◆ Data entries:

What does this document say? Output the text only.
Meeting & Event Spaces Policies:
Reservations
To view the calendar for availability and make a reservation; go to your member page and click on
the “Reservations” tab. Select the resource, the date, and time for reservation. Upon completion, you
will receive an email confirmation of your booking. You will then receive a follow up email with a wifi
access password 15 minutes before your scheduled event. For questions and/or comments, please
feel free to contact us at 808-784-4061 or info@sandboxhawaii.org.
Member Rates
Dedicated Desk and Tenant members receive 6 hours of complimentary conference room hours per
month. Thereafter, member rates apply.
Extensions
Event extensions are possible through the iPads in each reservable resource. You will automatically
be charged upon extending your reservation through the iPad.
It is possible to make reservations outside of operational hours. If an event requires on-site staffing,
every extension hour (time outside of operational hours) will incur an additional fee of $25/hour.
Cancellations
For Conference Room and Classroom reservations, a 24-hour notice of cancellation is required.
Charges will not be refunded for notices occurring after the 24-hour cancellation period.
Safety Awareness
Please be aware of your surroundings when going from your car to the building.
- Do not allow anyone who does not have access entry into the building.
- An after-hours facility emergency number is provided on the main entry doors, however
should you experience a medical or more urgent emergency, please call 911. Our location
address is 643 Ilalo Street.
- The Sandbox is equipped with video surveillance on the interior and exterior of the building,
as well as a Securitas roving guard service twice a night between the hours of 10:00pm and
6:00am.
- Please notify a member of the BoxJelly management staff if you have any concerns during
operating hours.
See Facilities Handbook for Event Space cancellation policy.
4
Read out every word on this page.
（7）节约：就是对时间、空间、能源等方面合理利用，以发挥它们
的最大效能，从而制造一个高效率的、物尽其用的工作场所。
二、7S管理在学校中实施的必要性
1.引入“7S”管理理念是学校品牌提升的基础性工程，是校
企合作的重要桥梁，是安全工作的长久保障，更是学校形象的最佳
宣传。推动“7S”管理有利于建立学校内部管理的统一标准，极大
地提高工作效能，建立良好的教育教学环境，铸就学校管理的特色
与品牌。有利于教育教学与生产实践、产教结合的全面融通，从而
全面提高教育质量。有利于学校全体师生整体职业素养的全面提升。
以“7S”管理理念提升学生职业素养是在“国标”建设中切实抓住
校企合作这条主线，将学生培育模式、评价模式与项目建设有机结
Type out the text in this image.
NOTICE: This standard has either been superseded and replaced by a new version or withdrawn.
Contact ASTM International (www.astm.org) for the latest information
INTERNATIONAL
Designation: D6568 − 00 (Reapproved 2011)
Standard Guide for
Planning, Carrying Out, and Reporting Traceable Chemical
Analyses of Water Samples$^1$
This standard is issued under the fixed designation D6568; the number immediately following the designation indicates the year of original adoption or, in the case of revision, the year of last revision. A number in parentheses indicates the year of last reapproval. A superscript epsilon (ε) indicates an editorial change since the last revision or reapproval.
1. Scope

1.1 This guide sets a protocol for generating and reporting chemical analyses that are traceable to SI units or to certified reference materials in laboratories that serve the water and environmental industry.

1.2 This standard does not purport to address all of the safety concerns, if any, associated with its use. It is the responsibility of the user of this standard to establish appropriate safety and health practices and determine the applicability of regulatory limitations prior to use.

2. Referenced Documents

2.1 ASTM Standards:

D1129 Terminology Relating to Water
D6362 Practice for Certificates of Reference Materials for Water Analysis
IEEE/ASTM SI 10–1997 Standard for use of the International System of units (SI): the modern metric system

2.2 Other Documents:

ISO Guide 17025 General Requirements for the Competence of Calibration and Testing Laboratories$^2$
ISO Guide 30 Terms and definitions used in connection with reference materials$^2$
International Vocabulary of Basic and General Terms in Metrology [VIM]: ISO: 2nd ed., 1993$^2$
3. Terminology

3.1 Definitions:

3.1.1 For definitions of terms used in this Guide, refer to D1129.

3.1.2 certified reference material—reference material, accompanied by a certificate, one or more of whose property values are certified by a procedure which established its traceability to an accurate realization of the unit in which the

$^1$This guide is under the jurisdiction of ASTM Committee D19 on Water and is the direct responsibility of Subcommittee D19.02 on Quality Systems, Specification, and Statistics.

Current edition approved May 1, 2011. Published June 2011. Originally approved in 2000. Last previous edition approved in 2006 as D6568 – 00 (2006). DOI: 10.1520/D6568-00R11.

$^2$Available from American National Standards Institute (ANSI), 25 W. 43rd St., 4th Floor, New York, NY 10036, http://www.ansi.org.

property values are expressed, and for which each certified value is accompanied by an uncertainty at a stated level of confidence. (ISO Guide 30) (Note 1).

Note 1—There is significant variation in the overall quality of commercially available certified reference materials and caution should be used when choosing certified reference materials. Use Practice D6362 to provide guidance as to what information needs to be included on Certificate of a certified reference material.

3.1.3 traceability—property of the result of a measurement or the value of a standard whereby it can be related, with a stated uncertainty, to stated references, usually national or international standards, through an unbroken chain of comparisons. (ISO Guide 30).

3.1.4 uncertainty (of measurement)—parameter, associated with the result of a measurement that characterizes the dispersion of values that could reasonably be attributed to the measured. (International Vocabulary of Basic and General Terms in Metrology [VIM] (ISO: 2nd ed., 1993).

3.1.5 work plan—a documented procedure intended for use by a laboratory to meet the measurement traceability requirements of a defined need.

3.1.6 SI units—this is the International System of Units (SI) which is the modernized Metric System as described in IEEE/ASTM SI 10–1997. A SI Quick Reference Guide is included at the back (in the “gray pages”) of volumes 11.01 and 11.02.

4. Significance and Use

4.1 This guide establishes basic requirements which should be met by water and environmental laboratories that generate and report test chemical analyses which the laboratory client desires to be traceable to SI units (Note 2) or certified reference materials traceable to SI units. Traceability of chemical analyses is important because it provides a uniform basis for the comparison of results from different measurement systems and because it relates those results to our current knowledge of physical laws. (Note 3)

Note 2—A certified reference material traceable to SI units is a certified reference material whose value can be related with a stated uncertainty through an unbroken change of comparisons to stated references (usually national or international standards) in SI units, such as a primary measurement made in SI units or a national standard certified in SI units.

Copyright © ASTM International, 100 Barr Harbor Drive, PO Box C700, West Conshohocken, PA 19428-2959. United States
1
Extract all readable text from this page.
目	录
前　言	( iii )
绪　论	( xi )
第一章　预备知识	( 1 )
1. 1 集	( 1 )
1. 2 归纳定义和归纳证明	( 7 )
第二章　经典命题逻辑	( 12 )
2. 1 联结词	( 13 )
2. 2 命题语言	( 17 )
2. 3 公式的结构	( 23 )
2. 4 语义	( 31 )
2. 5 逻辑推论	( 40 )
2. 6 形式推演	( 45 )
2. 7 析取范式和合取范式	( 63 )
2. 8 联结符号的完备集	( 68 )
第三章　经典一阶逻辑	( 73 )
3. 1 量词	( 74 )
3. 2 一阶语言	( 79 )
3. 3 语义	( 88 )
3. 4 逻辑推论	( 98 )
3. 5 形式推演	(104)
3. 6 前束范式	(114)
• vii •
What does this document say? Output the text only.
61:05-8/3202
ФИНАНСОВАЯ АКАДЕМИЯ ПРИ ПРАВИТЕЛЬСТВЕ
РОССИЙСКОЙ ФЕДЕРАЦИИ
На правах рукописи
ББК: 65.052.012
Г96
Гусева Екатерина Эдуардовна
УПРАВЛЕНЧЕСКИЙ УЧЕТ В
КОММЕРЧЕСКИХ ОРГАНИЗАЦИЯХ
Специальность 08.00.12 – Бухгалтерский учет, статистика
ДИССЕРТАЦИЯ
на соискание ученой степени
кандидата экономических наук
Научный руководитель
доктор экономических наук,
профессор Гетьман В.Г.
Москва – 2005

◆ Problem: Check each line above for "hours" and return the ones that have it.

◆ Solved problem:
Dedicated Desk and Tenant members receive 6 hours of complimentary conference room hours per
It is possible to make reservations outside of operational hours. If an event requires on-site staffing,
every extension hour (time outside of operational hours) will incur an additional fee of $25/hour.
- An after-hours facility emergency number is provided on the main entry doors, however
as well as a Securitas roving guard service twice a night between the hours of 10:00pm and
operating hours.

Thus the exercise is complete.